Pick out every row below that contains the word "tension" and copy each one in full. Case counts.

___ Working data ___

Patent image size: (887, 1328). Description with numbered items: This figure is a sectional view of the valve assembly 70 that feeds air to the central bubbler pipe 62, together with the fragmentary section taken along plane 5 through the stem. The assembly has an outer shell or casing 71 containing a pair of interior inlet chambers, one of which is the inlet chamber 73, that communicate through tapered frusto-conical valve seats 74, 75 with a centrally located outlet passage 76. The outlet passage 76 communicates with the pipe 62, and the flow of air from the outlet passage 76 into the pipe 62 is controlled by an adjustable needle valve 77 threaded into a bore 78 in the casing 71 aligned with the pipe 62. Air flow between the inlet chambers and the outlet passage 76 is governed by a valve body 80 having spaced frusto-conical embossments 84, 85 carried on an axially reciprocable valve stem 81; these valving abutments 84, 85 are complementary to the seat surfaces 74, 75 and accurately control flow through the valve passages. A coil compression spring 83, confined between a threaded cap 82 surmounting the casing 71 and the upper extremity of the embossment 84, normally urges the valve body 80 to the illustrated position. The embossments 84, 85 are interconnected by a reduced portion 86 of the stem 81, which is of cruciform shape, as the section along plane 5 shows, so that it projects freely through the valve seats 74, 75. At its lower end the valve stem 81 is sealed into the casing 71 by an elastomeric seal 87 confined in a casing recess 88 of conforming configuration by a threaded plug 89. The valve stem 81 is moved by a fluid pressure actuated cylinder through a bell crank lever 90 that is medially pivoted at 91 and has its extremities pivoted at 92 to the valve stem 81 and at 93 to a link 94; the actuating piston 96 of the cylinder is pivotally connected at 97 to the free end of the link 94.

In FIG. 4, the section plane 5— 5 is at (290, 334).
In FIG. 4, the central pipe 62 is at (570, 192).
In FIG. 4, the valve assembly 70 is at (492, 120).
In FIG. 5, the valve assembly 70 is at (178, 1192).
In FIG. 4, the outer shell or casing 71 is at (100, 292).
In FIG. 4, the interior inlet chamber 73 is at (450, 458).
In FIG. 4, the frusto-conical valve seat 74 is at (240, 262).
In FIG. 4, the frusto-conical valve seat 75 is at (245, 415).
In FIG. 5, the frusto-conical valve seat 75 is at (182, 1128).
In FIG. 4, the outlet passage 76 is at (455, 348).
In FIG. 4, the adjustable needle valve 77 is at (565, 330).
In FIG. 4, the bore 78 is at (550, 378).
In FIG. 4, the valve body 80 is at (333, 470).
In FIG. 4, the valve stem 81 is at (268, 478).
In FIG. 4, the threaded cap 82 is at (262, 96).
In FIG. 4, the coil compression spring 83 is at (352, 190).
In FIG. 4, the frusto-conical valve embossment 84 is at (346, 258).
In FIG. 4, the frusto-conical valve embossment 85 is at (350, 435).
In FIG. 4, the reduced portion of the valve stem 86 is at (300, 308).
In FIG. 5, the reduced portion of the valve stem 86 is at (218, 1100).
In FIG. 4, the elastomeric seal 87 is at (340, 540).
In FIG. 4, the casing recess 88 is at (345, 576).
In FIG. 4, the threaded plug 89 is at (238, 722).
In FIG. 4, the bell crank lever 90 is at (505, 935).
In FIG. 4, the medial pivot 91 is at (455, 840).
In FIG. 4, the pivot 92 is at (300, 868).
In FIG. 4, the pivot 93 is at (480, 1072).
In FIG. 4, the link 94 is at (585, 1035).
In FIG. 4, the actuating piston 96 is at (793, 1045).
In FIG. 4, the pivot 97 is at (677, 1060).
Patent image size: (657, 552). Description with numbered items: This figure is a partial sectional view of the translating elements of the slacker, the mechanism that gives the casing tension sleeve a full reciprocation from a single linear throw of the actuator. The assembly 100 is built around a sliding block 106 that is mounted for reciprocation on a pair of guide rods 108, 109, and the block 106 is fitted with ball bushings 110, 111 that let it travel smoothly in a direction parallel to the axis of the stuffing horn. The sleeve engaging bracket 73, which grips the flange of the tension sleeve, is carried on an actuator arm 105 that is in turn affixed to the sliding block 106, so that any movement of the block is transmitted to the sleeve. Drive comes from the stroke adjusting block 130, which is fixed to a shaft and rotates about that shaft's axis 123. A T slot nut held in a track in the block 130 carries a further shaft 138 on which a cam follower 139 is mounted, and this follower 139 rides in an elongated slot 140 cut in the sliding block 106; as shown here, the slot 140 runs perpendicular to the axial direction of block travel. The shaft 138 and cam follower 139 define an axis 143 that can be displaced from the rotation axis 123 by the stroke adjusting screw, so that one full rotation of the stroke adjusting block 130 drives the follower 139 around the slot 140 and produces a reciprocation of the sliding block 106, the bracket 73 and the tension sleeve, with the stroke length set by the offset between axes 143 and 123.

___

◆ Result for this exercise
Patent image size: (657, 552). Description with numbered items: This figure is a partial sectional view of the translating elements of the slacker, the mechanism that gives the casing tension sleeve a full reciprocation from a single linear throw of the actuator. The assembly 100 is built around a sliding block 106 that is mounted for reciprocation on a pair of guide rods 108, 109, and the block 106 is fitted with ball bushings 110, 111 that let it travel smoothly in a direction parallel to the axis of the stuffing horn. The sleeve engaging bracket 73, which grips the flange of the tension sleeve, is carried on an actuator arm 105 that is in turn affixed to the sliding block 106, so that any movement of the block is transmitted to the sleeve. Drive comes from the stroke adjusting block 130, which is fixed to a shaft and rotates about that shaft's axis 123. A T slot nut held in a track in the block 130 carries a further shaft 138 on which a cam follower 139 is mounted, and this follower 139 rides in an elongated slot 140 cut in the sliding block 106; as shown here, the slot 140 runs perpendicular to the axial direction of block travel. The shaft 138 and cam follower 139 define an axis 143 that can be displaced from the rotation axis 123 by the stroke adjusting screw, so that one full rotation of the stroke adjusting block 130 drives the follower 139 around the slot 140 and produces a reciprocation of the sliding block 106, the bracket 73 and the tension sleeve, with the stroke length set by the offset between axes 143 and 123.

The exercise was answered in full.